On 7/26/23 13:07, Jiachen Zhang wrote:
> 
> 
> On 2023/7/26 00:57, Hao Xu wrote:
>>
>> On 7/25/23 21:00, Bernd Schubert wrote:
>>>
>>>
>>> On 7/25/23 12:11, Hao Xu wrote:
>>>> On 7/21/23 19:56, Bernd Schubert wrote:
>>>>> On July 21, 2023 1:27:26 PM GMT+02:00, Hao Xu <hao.xu@linux.dev> 
>>>>> wrote:
>>>>>> On 7/21/23 14:35, Jiachen Zhang wrote:
>>>>>>>
>>>>>>> On 2023/6/30 17:46, Hao Xu wrote:
>>>>>>>> From: Hao Xu <howeyxu@tencent.com>
>>>>>>>>
>>>>>>>> In direct_io_relax mode, there can be shared mmaped files and 
>>>>>>>> thus dirty
>>>>>>>> pages in its page cache. Therefore those dirty pages should be 
>>>>>>>> written
>>>>>>>> back to backend before direct write to avoid data loss.
>>>>>>>>
>>>>>>>> Signed-off-by: Hao Xu <howeyxu@tencent.com>
>>>>>>>> ---
>>>>>>>>    fs/fuse/file.c | 7 +++++++
>>>>>>>>    1 file changed, 7 insertions(+)
>>>>>>>>
>>>>>>>> diff --git a/fs/fuse/file.c b/fs/fuse/file.c
>>>>>>>> index 176f719f8fc8..7c9167c62bf6 100644
>>>>>>>> --- a/fs/fuse/file.c
>>>>>>>> +++ b/fs/fuse/file.c
>>>>>>>> @@ -1485,6 +1485,13 @@ ssize_t fuse_direct_io(struct 
>>>>>>>> fuse_io_priv *io, struct iov_iter *iter,
>>>>>>>>        if (!ia)
>>>>>>>>            return -ENOMEM;
>>>>>>>> +    if (fopen_direct_write && fc->direct_io_relax) {
> 
> 
> Hi,
> 
> Seems this patchset flushes and invalidates the page cache before doing 
> the direct-io writes, which avoids data loss caused by flushing staled 
> data to FUSE daemon. And I tested it works well.
> 
> But there is also another side of the same problem we should consider. 
> If a file is modified through its page cache (shared mmapped regions, or 
> non-FOPEN_DIRECT_IO files), the following direct-io reads may bypass the 
> new data in dirty page cache and read the staled data from FUSE daemon. 
> I think this is also a problem that should be fixed. It could be fixed 
> by uncondictionally calling filemap_write_and_wait_range() before 
> direct-io read.
> 
> 
>>>>>>>> +        res = filemap_write_and_wait_range(mapping, pos, pos + 
>>>>>>>> count - 1);
>>>>>>>> +        if (res) {
>>>>>>>> +            fuse_io_free(ia);
>>>>>>>> +            return res;
>>>>>>>> +        }
>>>>>>>> +    }
>>>>>>>>        if (!cuse && fuse_range_is_writeback(inode, idx_from, 
>>>>>>>> idx_to)) {
>>>>>>>>            if (!write)
>>>>>>>>                inode_lock(inode);
>>>>>>>
>>>>>>> Tested-by: Jiachen Zhang <zhangjiachen.jaycee@bytedance.com>
>>>>>>>
>>>>>>>
>>>>>>> Looks good to me.
>>>>>>>
>>>>>>> By the way, the behaviour would be a first FUSE_WRITE flushing 
>>>>>>> the page cache, followed by a second FUSE_WRITE doing the direct 
>>>>>>> IO. In the future, further optimization could be first write into 
>>>>>>> the page cache and then flush the dirty page to the FUSE daemon.

→ LISTED RECORDS
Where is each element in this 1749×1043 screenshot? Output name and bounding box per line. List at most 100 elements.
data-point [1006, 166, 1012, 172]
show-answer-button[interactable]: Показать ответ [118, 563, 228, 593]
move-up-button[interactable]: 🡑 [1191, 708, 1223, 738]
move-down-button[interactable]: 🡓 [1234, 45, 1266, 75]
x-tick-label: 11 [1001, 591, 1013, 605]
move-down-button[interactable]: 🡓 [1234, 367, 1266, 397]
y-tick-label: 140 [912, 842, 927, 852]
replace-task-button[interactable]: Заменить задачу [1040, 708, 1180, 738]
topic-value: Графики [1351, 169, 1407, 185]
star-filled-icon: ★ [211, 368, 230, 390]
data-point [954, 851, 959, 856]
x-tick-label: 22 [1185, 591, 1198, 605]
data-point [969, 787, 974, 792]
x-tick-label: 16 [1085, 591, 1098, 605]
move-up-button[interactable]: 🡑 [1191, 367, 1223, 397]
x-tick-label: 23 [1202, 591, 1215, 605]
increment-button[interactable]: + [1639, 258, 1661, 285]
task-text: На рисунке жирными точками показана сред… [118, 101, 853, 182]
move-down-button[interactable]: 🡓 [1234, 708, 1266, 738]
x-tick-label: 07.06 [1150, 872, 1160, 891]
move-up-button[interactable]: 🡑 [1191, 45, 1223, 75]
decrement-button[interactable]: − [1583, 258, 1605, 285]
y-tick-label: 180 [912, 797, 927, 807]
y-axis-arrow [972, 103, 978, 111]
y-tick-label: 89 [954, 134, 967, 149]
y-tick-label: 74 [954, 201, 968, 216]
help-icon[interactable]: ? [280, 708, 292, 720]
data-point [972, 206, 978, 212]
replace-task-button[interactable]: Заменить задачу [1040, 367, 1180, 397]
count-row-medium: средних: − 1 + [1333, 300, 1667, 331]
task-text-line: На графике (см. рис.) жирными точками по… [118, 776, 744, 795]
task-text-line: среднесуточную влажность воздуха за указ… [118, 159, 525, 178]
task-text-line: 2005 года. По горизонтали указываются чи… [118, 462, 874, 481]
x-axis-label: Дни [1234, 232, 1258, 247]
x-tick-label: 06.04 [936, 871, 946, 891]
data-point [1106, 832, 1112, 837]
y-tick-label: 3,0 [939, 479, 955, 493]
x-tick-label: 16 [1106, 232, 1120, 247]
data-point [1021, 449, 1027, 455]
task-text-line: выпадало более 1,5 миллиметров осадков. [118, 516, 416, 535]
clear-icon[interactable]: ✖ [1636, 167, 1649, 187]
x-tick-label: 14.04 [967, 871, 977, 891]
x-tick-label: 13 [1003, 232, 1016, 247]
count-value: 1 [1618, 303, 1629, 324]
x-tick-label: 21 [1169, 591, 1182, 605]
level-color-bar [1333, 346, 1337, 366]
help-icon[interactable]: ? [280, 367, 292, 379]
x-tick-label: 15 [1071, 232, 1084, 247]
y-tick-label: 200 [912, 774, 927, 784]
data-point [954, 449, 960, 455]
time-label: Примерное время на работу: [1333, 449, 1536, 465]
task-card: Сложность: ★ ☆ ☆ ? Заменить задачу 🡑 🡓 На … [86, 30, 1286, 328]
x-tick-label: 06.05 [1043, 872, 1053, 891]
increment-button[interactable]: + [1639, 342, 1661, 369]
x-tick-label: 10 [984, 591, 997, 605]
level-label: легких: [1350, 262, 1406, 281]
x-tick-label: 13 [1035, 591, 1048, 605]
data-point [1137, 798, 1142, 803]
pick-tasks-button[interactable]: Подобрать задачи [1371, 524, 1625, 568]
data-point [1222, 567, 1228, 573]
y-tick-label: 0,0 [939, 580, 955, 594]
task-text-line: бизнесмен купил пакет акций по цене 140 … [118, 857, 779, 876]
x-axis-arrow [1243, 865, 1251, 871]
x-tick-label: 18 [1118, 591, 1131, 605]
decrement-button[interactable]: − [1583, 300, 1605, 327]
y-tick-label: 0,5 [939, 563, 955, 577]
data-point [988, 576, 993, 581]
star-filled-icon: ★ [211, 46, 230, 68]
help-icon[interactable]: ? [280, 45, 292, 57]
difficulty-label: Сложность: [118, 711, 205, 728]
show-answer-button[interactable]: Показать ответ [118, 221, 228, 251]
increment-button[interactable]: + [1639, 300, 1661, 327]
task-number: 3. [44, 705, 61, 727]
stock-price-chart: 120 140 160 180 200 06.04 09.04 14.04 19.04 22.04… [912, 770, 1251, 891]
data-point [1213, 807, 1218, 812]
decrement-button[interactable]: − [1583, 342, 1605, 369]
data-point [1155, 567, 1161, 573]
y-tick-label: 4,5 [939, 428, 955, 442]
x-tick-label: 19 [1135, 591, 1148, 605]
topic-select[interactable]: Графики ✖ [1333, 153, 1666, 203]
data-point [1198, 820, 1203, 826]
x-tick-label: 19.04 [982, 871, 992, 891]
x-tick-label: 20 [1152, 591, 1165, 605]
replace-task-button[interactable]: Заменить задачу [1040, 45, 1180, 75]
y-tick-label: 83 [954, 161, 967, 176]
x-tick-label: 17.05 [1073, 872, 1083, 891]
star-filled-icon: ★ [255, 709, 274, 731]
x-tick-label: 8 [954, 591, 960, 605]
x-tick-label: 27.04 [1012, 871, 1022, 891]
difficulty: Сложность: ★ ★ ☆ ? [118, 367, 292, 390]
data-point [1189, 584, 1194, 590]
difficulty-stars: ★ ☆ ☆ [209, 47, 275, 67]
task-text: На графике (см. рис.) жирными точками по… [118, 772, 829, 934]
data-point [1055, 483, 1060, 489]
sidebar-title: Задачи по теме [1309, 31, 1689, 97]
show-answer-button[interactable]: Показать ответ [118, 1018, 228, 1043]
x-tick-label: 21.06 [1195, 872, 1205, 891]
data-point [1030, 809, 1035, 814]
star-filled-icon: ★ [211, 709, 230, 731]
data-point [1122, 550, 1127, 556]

→ EXERCISE BRIEF
Based on the FUSE patch thread, mark each statement yes or no, and quote the words of the thread that decide it. (a) The patch touches only one file and adds seven lines to it. (b) The patch writes the dirty pages back after the direct write is done. (c) Jiachen Zhang tested the patchset and reported that it works. The records are not used in this exercise.

→ SOLUTION TO THE EXERCISE
(a) Yes: "1 file changed, 7 insertions(+)"
(b) No: "back to backend before direct write to avoid data loss"
(c) Yes: "And I tested it works well."